- [STATED PROBLEM]
Take the line that contains "Enumerate this chart's" as the first and the last line of the material as the final one; set down exactly the lines in that span.

- [DATA SHOWN]
++++++++++
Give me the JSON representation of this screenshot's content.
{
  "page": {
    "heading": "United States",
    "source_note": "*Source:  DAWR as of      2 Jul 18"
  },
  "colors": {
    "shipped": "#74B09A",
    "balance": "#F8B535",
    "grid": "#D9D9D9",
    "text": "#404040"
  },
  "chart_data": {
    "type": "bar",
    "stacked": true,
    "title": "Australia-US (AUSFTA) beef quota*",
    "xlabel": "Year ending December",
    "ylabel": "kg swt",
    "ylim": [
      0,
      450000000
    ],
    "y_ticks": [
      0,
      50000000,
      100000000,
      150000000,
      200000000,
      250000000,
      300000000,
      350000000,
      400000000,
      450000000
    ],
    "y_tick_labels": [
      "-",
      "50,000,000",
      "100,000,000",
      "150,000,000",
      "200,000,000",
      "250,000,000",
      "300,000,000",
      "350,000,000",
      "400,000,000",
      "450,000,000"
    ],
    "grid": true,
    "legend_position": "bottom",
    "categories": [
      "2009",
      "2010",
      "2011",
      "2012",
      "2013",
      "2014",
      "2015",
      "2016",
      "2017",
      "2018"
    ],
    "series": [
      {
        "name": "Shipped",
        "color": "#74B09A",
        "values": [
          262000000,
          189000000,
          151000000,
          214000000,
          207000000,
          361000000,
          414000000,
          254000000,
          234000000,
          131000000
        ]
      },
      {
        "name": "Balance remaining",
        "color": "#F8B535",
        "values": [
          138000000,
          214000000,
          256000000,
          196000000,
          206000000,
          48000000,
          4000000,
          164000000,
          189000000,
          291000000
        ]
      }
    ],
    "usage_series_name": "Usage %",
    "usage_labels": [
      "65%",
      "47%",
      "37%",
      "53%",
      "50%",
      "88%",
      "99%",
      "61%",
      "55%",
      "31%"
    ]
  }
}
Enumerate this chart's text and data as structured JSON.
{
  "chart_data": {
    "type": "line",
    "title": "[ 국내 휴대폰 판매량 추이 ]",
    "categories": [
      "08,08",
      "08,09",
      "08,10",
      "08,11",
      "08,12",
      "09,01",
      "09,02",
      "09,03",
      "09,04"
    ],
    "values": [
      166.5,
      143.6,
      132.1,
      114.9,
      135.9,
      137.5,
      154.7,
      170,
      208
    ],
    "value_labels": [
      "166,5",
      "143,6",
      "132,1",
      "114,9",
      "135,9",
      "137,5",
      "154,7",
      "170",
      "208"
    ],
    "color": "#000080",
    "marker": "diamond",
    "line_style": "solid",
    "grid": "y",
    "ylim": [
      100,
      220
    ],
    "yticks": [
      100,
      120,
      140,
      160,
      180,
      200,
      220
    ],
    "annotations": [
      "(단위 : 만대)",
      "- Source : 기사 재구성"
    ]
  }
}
++++++++++
- [OUTPUT OF THE EXERCISE]
Enumerate this chart's text and data as structured JSON.
{
  "chart_data": {
    "type": "line",
    "title": "[ 국내 휴대폰 판매량 추이 ]",
    "categories": [
      "08,08",
      "08,09",
      "08,10",
      "08,11",
      "08,12",
      "09,01",
      "09,02",
      "09,03",
      "09,04"
    ],
    "values": [
      166.5,
      143.6,
      132.1,
      114.9,
      135.9,
      137.5,
      154.7,
      170,
      208
    ],
    "value_labels": [
      "166,5",
      "143,6",
      "132,1",
      "114,9",
      "135,9",
      "137,5",
      "154,7",
      "170",
      "208"
    ],
    "color": "#000080",
    "marker": "diamond",
    "line_style": "solid",
    "grid": "y",
    "ylim": [
      100,
      220
    ],
    "yticks": [
      100,
      120,
      140,
      160,
      180,
      200,
      220
    ],
    "annotations": [
      "(단위 : 만대)",
      "- Source : 기사 재구성"
    ]
  }
}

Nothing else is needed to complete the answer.